▼

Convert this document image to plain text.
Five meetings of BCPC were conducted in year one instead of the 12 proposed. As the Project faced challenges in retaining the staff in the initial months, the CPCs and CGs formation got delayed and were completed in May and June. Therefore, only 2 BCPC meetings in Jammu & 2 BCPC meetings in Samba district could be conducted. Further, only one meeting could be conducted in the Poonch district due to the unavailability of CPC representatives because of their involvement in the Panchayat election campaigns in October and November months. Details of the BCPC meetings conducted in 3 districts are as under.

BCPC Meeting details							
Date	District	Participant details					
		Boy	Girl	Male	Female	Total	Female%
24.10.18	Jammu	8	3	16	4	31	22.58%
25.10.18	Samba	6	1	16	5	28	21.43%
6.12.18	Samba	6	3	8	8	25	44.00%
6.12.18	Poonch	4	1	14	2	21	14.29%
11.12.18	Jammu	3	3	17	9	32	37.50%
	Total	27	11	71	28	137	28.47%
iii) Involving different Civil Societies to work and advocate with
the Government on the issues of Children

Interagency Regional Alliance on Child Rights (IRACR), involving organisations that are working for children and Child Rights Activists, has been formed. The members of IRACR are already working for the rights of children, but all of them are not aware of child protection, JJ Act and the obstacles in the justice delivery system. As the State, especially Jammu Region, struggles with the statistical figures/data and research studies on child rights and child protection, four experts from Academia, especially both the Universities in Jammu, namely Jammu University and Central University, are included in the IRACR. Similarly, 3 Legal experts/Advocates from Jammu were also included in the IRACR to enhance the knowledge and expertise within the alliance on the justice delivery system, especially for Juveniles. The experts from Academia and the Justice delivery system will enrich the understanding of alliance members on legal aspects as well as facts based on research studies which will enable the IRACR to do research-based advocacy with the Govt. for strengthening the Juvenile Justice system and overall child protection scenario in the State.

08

▲

Directive:
Copy each line of the preceding data that contains the string "Jammu".

Answer in full:
Five meetings of BCPC were conducted in year one instead of the 12 proposed. As the Project faced challenges in retaining the staff in the initial months, the CPCs and CGs formation got delayed and were completed in May and June. Therefore, only 2 BCPC meetings in Jammu & 2 BCPC meetings in Samba district could be conducted. Further, only one meeting could be conducted in the Poonch district due to the unavailability of CPC representatives because of their involvement in the Panchayat election campaigns in October and November months. Details of the BCPC meetings conducted in 3 districts are as under.
24.10.18	Jammu	8	3	16	4	31	22.58%
11.12.18	Jammu	3	3	17	9	32	37.50%
Interagency Regional Alliance on Child Rights (IRACR), involving organisations that are working for children and Child Rights Activists, has been formed. The members of IRACR are already working for the rights of children, but all of them are not aware of child protection, JJ Act and the obstacles in the justice delivery system. As the State, especially Jammu Region, struggles with the statistical figures/data and research studies on child rights and child protection, four experts from Academia, especially both the Universities in Jammu, namely Jammu University and Central University, are included in the IRACR. Similarly, 3 Legal experts/Advocates from Jammu were also included in the IRACR to enhance the knowledge and expertise within the alliance on the justice delivery system, especially for Juveniles. The experts from Academia and the Justice delivery system will enrich the understanding of alliance members on legal aspects as well as facts based on research studies which will enable the IRACR to do research-based advocacy with the Govt. for strengthening the Juvenile Justice system and overall child protection scenario in the State.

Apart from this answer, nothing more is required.